---------- Extracted entries ----------

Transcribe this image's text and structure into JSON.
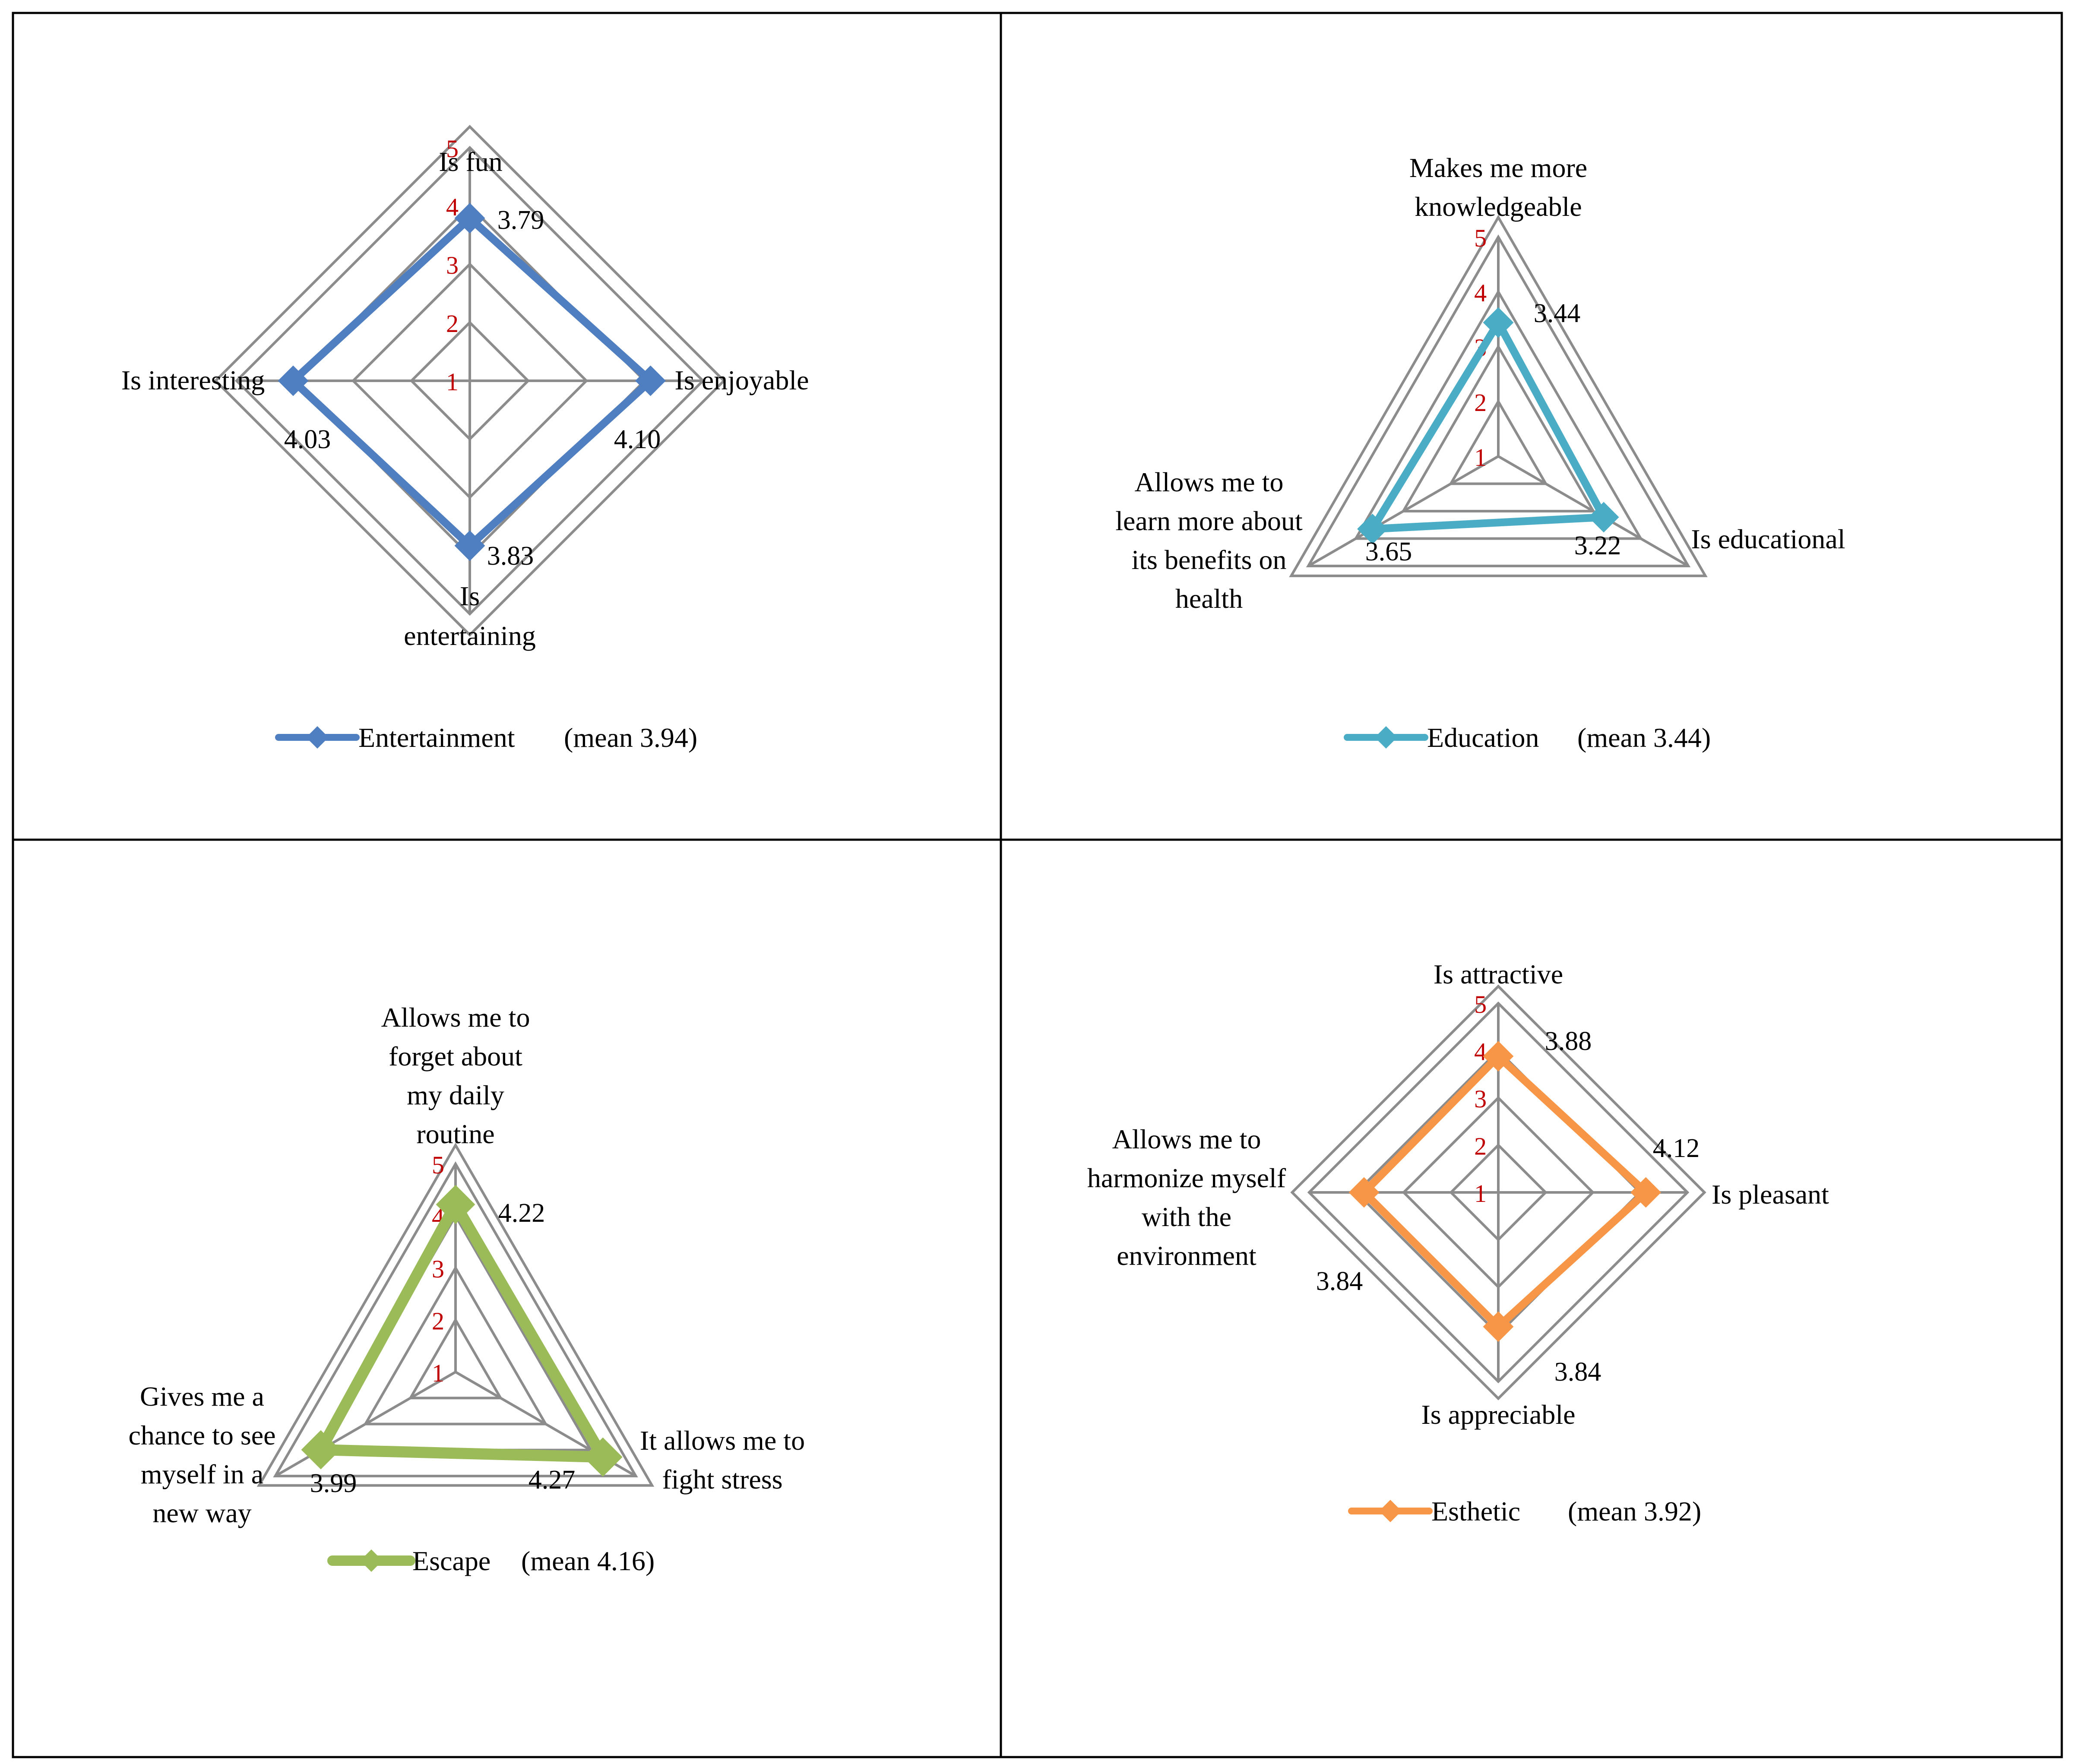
{
  "chart_data": [
    {
      "type": "radar",
      "series_name": "Entertainment",
      "legend_suffix": "(mean 3.94)",
      "color": "#4f7ec1",
      "marker": "diamond",
      "scale": {
        "min": 1,
        "max": 5,
        "ticks": [
          "1",
          "2",
          "3",
          "4",
          "5"
        ]
      },
      "axes": [
        {
          "label": [
            "Is fun"
          ],
          "value": 3.79,
          "value_label": "3.79"
        },
        {
          "label": [
            "Is enjoyable"
          ],
          "value": 4.1,
          "value_label": "4.10"
        },
        {
          "label": [
            "Is",
            "entertaining"
          ],
          "value": 3.83,
          "value_label": "3.83"
        },
        {
          "label": [
            "Is interesting"
          ],
          "value": 4.03,
          "value_label": "4.03"
        }
      ]
    },
    {
      "type": "radar",
      "series_name": "Education",
      "legend_suffix": "(mean  3.44)",
      "color": "#4bacc6",
      "marker": "diamond",
      "scale": {
        "min": 1,
        "max": 5,
        "ticks": [
          "1",
          "2",
          "3",
          "4",
          "5"
        ]
      },
      "axes": [
        {
          "label": [
            "Makes me more",
            "knowledgeable"
          ],
          "value": 3.44,
          "value_label": "3.44"
        },
        {
          "label": [
            "Is educational"
          ],
          "value": 3.22,
          "value_label": "3.22"
        },
        {
          "label": [
            "Allows me to",
            "learn more about",
            "its benefits on",
            "health"
          ],
          "value": 3.65,
          "value_label": "3.65"
        }
      ]
    },
    {
      "type": "radar",
      "series_name": "Escape",
      "legend_suffix": "(mean  4.16)",
      "color": "#9bbb59",
      "marker": "diamond",
      "scale": {
        "min": 1,
        "max": 5,
        "ticks": [
          "1",
          "2",
          "3",
          "4",
          "5"
        ]
      },
      "axes": [
        {
          "label": [
            "Allows me to",
            "forget about",
            "my daily",
            "routine"
          ],
          "value": 4.22,
          "value_label": "4.22"
        },
        {
          "label": [
            "It allows me to",
            "fight stress"
          ],
          "value": 4.27,
          "value_label": "4.27"
        },
        {
          "label": [
            "Gives me a",
            "chance to see",
            "myself in a",
            "new way"
          ],
          "value": 3.99,
          "value_label": "3.99"
        }
      ]
    },
    {
      "type": "radar",
      "series_name": "Esthetic",
      "legend_suffix": "(mean  3.92)",
      "color": "#f79646",
      "marker": "diamond",
      "scale": {
        "min": 1,
        "max": 5,
        "ticks": [
          "1",
          "2",
          "3",
          "4",
          "5"
        ]
      },
      "axes": [
        {
          "label": [
            "Is attractive"
          ],
          "value": 3.88,
          "value_label": "3.88"
        },
        {
          "label": [
            "Is pleasant"
          ],
          "value": 4.12,
          "value_label": "4.12"
        },
        {
          "label": [
            "Is appreciable"
          ],
          "value": 3.84,
          "value_label": "3.84"
        },
        {
          "label": [
            "Allows me to",
            "harmonize myself",
            "with the",
            "environment"
          ],
          "value": 3.84,
          "value_label": "3.84"
        }
      ]
    }
  ]
}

----------

▶ [What you are asked to do]: Copy the listing exactly. Any image in it stays out of the copy.

▶ [Task answer]:
Transcribe this image's text and structure into JSON.
{
  "chart_data": [
    {
      "type": "radar",
      "series_name": "Entertainment",
      "legend_suffix": "(mean 3.94)",
      "color": "#4f7ec1",
      "marker": "diamond",
      "scale": {
        "min": 1,
        "max": 5,
        "ticks": [
          "1",
          "2",
          "3",
          "4",
          "5"
        ]
      },
      "axes": [
        {
          "label": [
            "Is fun"
          ],
          "value": 3.79,
          "value_label": "3.79"
        },
        {
          "label": [
            "Is enjoyable"
          ],
          "value": 4.1,
          "value_label": "4.10"
        },
        {
          "label": [
            "Is",
            "entertaining"
          ],
          "value": 3.83,
          "value_label": "3.83"
        },
        {
          "label": [
            "Is interesting"
          ],
          "value": 4.03,
          "value_label": "4.03"
        }
      ]
    },
    {
      "type": "radar",
      "series_name": "Education",
      "legend_suffix": "(mean  3.44)",
      "color": "#4bacc6",
      "marker": "diamond",
      "scale": {
        "min": 1,
        "max": 5,
        "ticks": [
          "1",
          "2",
          "3",
          "4",
          "5"
        ]
      },
      "axes": [
        {
          "label": [
            "Makes me more",
            "knowledgeable"
          ],
          "value": 3.44,
          "value_label": "3.44"
        },
        {
          "label": [
            "Is educational"
          ],
          "value": 3.22,
          "value_label": "3.22"
        },
        {
          "label": [
            "Allows me to",
            "learn more about",
            "its benefits on",
            "health"
          ],
          "value": 3.65,
          "value_label": "3.65"
        }
      ]
    },
    {
      "type": "radar",
      "series_name": "Escape",
      "legend_suffix": "(mean  4.16)",
      "color": "#9bbb59",
      "marker": "diamond",
      "scale": {
        "min": 1,
        "max": 5,
        "ticks": [
          "1",
          "2",
          "3",
          "4",
          "5"
        ]
      },
      "axes": [
        {
          "label": [
            "Allows me to",
            "forget about",
            "my daily",
            "routine"
          ],
          "value": 4.22,
          "value_label": "4.22"
        },
        {
          "label": [
            "It allows me to",
            "fight stress"
          ],
          "value": 4.27,
          "value_label": "4.27"
        },
        {
          "label": [
            "Gives me a",
            "chance to see",
            "myself in a",
            "new way"
          ],
          "value": 3.99,
          "value_label": "3.99"
        }
      ]
    },
    {
      "type": "radar",
      "series_name": "Esthetic",
      "legend_suffix": "(mean  3.92)",
      "color": "#f79646",
      "marker": "diamond",
      "scale": {
        "min": 1,
        "max": 5,
        "ticks": [
          "1",
          "2",
          "3",
          "4",
          "5"
        ]
      },
      "axes": [
        {
          "label": [
            "Is attractive"
          ],
          "value": 3.88,
          "value_label": "3.88"
        },
        {
          "label": [
            "Is pleasant"
          ],
          "value": 4.12,
          "value_label": "4.12"
        },
        {
          "label": [
            "Is appreciable"
          ],
          "value": 3.84,
          "value_label": "3.84"
        },
        {
          "label": [
            "Allows me to",
            "harmonize myself",
            "with the",
            "environment"
          ],
          "value": 3.84,
          "value_label": "3.84"
        }
      ]
    }
  ]
}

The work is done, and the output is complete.